Your task is to reproduce the entries below word for word.

(Dataset entries)
.....
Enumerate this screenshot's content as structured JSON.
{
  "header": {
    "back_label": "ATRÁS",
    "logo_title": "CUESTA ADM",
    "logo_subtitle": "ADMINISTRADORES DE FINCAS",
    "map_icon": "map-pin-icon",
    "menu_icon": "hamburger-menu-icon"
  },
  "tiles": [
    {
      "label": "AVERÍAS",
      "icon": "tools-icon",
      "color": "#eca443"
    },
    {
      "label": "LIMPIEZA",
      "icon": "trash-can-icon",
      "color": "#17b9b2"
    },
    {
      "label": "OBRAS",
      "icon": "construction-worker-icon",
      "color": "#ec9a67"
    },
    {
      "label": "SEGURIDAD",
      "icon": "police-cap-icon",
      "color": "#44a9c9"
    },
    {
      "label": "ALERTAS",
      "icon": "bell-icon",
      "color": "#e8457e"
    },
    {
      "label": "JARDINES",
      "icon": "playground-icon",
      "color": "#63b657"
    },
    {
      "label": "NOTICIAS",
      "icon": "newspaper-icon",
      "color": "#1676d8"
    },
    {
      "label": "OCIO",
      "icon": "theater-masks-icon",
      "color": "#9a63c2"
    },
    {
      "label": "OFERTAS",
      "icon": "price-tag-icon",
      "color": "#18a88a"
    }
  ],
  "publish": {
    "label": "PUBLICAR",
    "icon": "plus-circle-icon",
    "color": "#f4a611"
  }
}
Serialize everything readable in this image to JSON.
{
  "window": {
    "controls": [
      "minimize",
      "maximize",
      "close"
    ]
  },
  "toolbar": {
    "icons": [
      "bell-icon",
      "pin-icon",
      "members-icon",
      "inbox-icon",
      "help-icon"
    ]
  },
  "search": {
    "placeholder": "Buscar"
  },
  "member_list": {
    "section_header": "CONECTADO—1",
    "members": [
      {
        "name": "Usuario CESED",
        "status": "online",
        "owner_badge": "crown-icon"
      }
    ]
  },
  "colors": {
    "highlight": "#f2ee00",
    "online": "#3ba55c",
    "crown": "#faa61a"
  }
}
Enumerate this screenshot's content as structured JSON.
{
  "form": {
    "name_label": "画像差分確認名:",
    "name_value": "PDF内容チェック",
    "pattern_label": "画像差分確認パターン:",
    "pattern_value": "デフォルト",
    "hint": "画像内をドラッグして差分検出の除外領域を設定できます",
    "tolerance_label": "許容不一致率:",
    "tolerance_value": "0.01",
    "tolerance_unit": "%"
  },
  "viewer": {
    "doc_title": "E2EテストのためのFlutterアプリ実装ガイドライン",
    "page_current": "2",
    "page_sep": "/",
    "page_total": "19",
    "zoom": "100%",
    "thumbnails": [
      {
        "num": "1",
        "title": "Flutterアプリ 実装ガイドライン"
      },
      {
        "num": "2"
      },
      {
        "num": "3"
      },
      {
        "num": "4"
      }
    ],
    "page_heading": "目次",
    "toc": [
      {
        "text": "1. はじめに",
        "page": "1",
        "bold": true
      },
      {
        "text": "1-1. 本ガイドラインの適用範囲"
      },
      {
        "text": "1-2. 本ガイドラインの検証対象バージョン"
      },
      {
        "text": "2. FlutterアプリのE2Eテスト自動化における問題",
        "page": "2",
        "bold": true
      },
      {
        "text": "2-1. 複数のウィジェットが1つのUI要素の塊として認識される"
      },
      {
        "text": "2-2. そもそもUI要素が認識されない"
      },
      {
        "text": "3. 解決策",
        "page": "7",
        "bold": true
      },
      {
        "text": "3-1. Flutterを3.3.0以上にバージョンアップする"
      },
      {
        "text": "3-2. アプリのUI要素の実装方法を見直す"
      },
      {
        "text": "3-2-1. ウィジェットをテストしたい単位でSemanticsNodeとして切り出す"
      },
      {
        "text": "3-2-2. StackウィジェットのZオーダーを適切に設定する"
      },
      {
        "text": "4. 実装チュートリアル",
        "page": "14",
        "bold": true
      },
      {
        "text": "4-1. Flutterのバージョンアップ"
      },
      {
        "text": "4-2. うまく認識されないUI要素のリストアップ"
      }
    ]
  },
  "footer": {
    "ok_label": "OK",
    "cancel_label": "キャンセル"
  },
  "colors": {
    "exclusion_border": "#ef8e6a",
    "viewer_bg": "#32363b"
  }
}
.....
- **Reply to the exercise**:
Enumerate this screenshot's content as structured JSON.
{
  "header": {
    "back_label": "ATRÁS",
    "logo_title": "CUESTA ADM",
    "logo_subtitle": "ADMINISTRADORES DE FINCAS",
    "map_icon": "map-pin-icon",
    "menu_icon": "hamburger-menu-icon"
  },
  "tiles": [
    {
      "label": "AVERÍAS",
      "icon": "tools-icon",
      "color": "#eca443"
    },
    {
      "label": "LIMPIEZA",
      "icon": "trash-can-icon",
      "color": "#17b9b2"
    },
    {
      "label": "OBRAS",
      "icon": "construction-worker-icon",
      "color": "#ec9a67"
    },
    {
      "label": "SEGURIDAD",
      "icon": "police-cap-icon",
      "color": "#44a9c9"
    },
    {
      "label": "ALERTAS",
      "icon": "bell-icon",
      "color": "#e8457e"
    },
    {
      "label": "JARDINES",
      "icon": "playground-icon",
      "color": "#63b657"
    },
    {
      "label": "NOTICIAS",
      "icon": "newspaper-icon",
      "color": "#1676d8"
    },
    {
      "label": "OCIO",
      "icon": "theater-masks-icon",
      "color": "#9a63c2"
    },
    {
      "label": "OFERTAS",
      "icon": "price-tag-icon",
      "color": "#18a88a"
    }
  ],
  "publish": {
    "label": "PUBLICAR",
    "icon": "plus-circle-icon",
    "color": "#f4a611"
  }
}
Serialize everything readable in this image to JSON.
{
  "window": {
    "controls": [
      "minimize",
      "maximize",
      "close"
    ]
  },
  "toolbar": {
    "icons": [
      "bell-icon",
      "pin-icon",
      "members-icon",
      "inbox-icon",
      "help-icon"
    ]
  },
  "search": {
    "placeholder": "Buscar"
  },
  "member_list": {
    "section_header": "CONECTADO—1",
    "members": [
      {
        "name": "Usuario CESED",
        "status": "online",
        "owner_badge": "crown-icon"
      }
    ]
  },
  "colors": {
    "highlight": "#f2ee00",
    "online": "#3ba55c",
    "crown": "#faa61a"
  }
}
Enumerate this screenshot's content as structured JSON.
{
  "form": {
    "name_label": "画像差分確認名:",
    "name_value": "PDF内容チェック",
    "pattern_label": "画像差分確認パターン:",
    "pattern_value": "デフォルト",
    "hint": "画像内をドラッグして差分検出の除外領域を設定できます",
    "tolerance_label": "許容不一致率:",
    "tolerance_value": "0.01",
    "tolerance_unit": "%"
  },
  "viewer": {
    "doc_title": "E2EテストのためのFlutterアプリ実装ガイドライン",
    "page_current": "2",
    "page_sep": "/",
    "page_total": "19",
    "zoom": "100%",
    "thumbnails": [
      {
        "num": "1",
        "title": "Flutterアプリ 実装ガイドライン"
      },
      {
        "num": "2"
      },
      {
        "num": "3"
      },
      {
        "num": "4"
      }
    ],
    "page_heading": "目次",
    "toc": [
      {
        "text": "1. はじめに",
        "page": "1",
        "bold": true
      },
      {
        "text": "1-1. 本ガイドラインの適用範囲"
      },
      {
        "text": "1-2. 本ガイドラインの検証対象バージョン"
      },
      {
        "text": "2. FlutterアプリのE2Eテスト自動化における問題",
        "page": "2",
        "bold": true
      },
      {
        "text": "2-1. 複数のウィジェットが1つのUI要素の塊として認識される"
      },
      {
        "text": "2-2. そもそもUI要素が認識されない"
      },
      {
        "text": "3. 解決策",
        "page": "7",
        "bold": true
      },
      {
        "text": "3-1. Flutterを3.3.0以上にバージョンアップする"
      },
      {
        "text": "3-2. アプリのUI要素の実装方法を見直す"
      },
      {
        "text": "3-2-1. ウィジェットをテストしたい単位でSemanticsNodeとして切り出す"
      },
      {
        "text": "3-2-2. StackウィジェットのZオーダーを適切に設定する"
      },
      {
        "text": "4. 実装チュートリアル",
        "page": "14",
        "bold": true
      },
      {
        "text": "4-1. Flutterのバージョンアップ"
      },
      {
        "text": "4-2. うまく認識されないUI要素のリストアップ"
      }
    ]
  },
  "footer": {
    "ok_label": "OK",
    "cancel_label": "キャンセル"
  },
  "colors": {
    "exclusion_border": "#ef8e6a",
    "viewer_bg": "#32363b"
  }
}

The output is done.